**Work to be completed**. Write the records out again, precisely as they stand.

**Material provided**.
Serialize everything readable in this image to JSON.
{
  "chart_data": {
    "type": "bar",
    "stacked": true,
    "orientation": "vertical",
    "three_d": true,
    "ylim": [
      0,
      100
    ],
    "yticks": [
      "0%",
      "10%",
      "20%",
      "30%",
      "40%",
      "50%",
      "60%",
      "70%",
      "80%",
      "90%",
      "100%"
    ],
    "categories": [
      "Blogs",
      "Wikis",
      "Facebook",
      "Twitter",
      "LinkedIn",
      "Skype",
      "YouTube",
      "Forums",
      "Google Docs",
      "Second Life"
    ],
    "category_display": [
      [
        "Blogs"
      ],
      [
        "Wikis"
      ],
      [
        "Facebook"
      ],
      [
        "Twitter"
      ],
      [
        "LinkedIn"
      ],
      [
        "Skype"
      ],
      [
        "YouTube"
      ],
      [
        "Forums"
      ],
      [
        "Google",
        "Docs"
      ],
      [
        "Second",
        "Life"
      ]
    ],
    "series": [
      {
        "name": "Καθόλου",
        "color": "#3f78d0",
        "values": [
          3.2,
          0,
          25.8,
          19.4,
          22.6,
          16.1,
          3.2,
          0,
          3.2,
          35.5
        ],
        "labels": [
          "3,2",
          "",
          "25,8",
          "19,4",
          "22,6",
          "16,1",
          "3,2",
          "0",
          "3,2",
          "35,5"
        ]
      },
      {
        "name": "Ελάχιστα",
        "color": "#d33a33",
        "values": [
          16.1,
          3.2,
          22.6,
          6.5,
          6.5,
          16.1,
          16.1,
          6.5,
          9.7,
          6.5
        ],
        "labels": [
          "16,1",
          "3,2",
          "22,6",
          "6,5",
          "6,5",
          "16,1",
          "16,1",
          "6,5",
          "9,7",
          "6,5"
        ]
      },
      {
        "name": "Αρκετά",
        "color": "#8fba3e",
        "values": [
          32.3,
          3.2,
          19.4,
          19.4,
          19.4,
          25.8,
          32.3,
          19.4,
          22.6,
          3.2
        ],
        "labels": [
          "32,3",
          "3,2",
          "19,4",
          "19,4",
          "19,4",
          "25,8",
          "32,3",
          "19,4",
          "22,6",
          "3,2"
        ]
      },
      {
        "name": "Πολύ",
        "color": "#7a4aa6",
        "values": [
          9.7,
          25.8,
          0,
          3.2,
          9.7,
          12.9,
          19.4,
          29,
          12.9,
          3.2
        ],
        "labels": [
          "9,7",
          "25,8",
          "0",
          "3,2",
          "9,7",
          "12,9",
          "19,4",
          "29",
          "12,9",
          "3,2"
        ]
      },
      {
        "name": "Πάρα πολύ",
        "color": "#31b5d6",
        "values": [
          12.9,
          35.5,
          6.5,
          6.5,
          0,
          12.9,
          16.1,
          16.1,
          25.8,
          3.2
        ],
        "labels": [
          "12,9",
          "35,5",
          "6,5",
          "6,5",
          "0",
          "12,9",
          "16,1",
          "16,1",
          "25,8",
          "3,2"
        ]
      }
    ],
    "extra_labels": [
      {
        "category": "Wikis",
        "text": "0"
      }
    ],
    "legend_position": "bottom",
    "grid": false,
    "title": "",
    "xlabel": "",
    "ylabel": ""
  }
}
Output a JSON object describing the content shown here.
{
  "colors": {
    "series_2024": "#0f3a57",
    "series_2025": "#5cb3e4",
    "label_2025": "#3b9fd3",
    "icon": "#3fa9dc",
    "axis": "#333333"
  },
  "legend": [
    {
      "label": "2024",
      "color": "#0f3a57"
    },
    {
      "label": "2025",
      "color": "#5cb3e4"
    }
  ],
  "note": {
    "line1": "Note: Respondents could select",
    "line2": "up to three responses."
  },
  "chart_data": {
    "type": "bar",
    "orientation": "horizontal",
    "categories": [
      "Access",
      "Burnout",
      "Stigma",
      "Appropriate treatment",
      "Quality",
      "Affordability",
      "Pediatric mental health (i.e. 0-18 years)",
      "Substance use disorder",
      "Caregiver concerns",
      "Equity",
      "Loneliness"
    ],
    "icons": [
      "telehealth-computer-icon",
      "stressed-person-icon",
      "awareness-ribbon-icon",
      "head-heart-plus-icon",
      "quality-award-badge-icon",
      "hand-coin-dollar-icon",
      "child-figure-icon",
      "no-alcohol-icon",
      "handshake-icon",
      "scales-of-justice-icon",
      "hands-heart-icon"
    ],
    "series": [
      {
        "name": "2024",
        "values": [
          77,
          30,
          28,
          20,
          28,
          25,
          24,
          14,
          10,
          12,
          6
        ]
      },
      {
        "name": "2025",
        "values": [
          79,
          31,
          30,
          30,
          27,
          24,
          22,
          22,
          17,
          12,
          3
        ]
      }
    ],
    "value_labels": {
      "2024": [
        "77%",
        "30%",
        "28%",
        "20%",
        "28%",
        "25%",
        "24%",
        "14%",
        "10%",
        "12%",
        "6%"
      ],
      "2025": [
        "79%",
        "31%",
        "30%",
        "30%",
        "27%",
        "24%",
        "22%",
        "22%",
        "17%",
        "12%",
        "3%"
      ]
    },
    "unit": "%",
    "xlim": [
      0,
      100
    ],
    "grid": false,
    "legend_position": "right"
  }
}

**Response to this exercise**.
Serialize everything readable in this image to JSON.
{
  "chart_data": {
    "type": "bar",
    "stacked": true,
    "orientation": "vertical",
    "three_d": true,
    "ylim": [
      0,
      100
    ],
    "yticks": [
      "0%",
      "10%",
      "20%",
      "30%",
      "40%",
      "50%",
      "60%",
      "70%",
      "80%",
      "90%",
      "100%"
    ],
    "categories": [
      "Blogs",
      "Wikis",
      "Facebook",
      "Twitter",
      "LinkedIn",
      "Skype",
      "YouTube",
      "Forums",
      "Google Docs",
      "Second Life"
    ],
    "category_display": [
      [
        "Blogs"
      ],
      [
        "Wikis"
      ],
      [
        "Facebook"
      ],
      [
        "Twitter"
      ],
      [
        "LinkedIn"
      ],
      [
        "Skype"
      ],
      [
        "YouTube"
      ],
      [
        "Forums"
      ],
      [
        "Google",
        "Docs"
      ],
      [
        "Second",
        "Life"
      ]
    ],
    "series": [
      {
        "name": "Καθόλου",
        "color": "#3f78d0",
        "values": [
          3.2,
          0,
          25.8,
          19.4,
          22.6,
          16.1,
          3.2,
          0,
          3.2,
          35.5
        ],
        "labels": [
          "3,2",
          "",
          "25,8",
          "19,4",
          "22,6",
          "16,1",
          "3,2",
          "0",
          "3,2",
          "35,5"
        ]
      },
      {
        "name": "Ελάχιστα",
        "color": "#d33a33",
        "values": [
          16.1,
          3.2,
          22.6,
          6.5,
          6.5,
          16.1,
          16.1,
          6.5,
          9.7,
          6.5
        ],
        "labels": [
          "16,1",
          "3,2",
          "22,6",
          "6,5",
          "6,5",
          "16,1",
          "16,1",
          "6,5",
          "9,7",
          "6,5"
        ]
      },
      {
        "name": "Αρκετά",
        "color": "#8fba3e",
        "values": [
          32.3,
          3.2,
          19.4,
          19.4,
          19.4,
          25.8,
          32.3,
          19.4,
          22.6,
          3.2
        ],
        "labels": [
          "32,3",
          "3,2",
          "19,4",
          "19,4",
          "19,4",
          "25,8",
          "32,3",
          "19,4",
          "22,6",
          "3,2"
        ]
      },
      {
        "name": "Πολύ",
        "color": "#7a4aa6",
        "values": [
          9.7,
          25.8,
          0,
          3.2,
          9.7,
          12.9,
          19.4,
          29,
          12.9,
          3.2
        ],
        "labels": [
          "9,7",
          "25,8",
          "0",
          "3,2",
          "9,7",
          "12,9",
          "19,4",
          "29",
          "12,9",
          "3,2"
        ]
      },
      {
        "name": "Πάρα πολύ",
        "color": "#31b5d6",
        "values": [
          12.9,
          35.5,
          6.5,
          6.5,
          0,
          12.9,
          16.1,
          16.1,
          25.8,
          3.2
        ],
        "labels": [
          "12,9",
          "35,5",
          "6,5",
          "6,5",
          "0",
          "12,9",
          "16,1",
          "16,1",
          "25,8",
          "3,2"
        ]
      }
    ],
    "extra_labels": [
      {
        "category": "Wikis",
        "text": "0"
      }
    ],
    "legend_position": "bottom",
    "grid": false,
    "title": "",
    "xlabel": "",
    "ylabel": ""
  }
}
Output a JSON object describing the content shown here.
{
  "colors": {
    "series_2024": "#0f3a57",
    "series_2025": "#5cb3e4",
    "label_2025": "#3b9fd3",
    "icon": "#3fa9dc",
    "axis": "#333333"
  },
  "legend": [
    {
      "label": "2024",
      "color": "#0f3a57"
    },
    {
      "label": "2025",
      "color": "#5cb3e4"
    }
  ],
  "note": {
    "line1": "Note: Respondents could select",
    "line2": "up to three responses."
  },
  "chart_data": {
    "type": "bar",
    "orientation": "horizontal",
    "categories": [
      "Access",
      "Burnout",
      "Stigma",
      "Appropriate treatment",
      "Quality",
      "Affordability",
      "Pediatric mental health (i.e. 0-18 years)",
      "Substance use disorder",
      "Caregiver concerns",
      "Equity",
      "Loneliness"
    ],
    "icons": [
      "telehealth-computer-icon",
      "stressed-person-icon",
      "awareness-ribbon-icon",
      "head-heart-plus-icon",
      "quality-award-badge-icon",
      "hand-coin-dollar-icon",
      "child-figure-icon",
      "no-alcohol-icon",
      "handshake-icon",
      "scales-of-justice-icon",
      "hands-heart-icon"
    ],
    "series": [
      {
        "name": "2024",
        "values": [
          77,
          30,
          28,
          20,
          28,
          25,
          24,
          14,
          10,
          12,
          6
        ]
      },
      {
        "name": "2025",
        "values": [
          79,
          31,
          30,
          30,
          27,
          24,
          22,
          22,
          17,
          12,
          3
        ]
      }
    ],
    "value_labels": {
      "2024": [
        "77%",
        "30%",
        "28%",
        "20%",
        "28%",
        "25%",
        "24%",
        "14%",
        "10%",
        "12%",
        "6%"
      ],
      "2025": [
        "79%",
        "31%",
        "30%",
        "30%",
        "27%",
        "24%",
        "22%",
        "22%",
        "17%",
        "12%",
        "3%"
      ]
    },
    "unit": "%",
    "xlim": [
      0,
      100
    ],
    "grid": false,
    "legend_position": "right"
  }
}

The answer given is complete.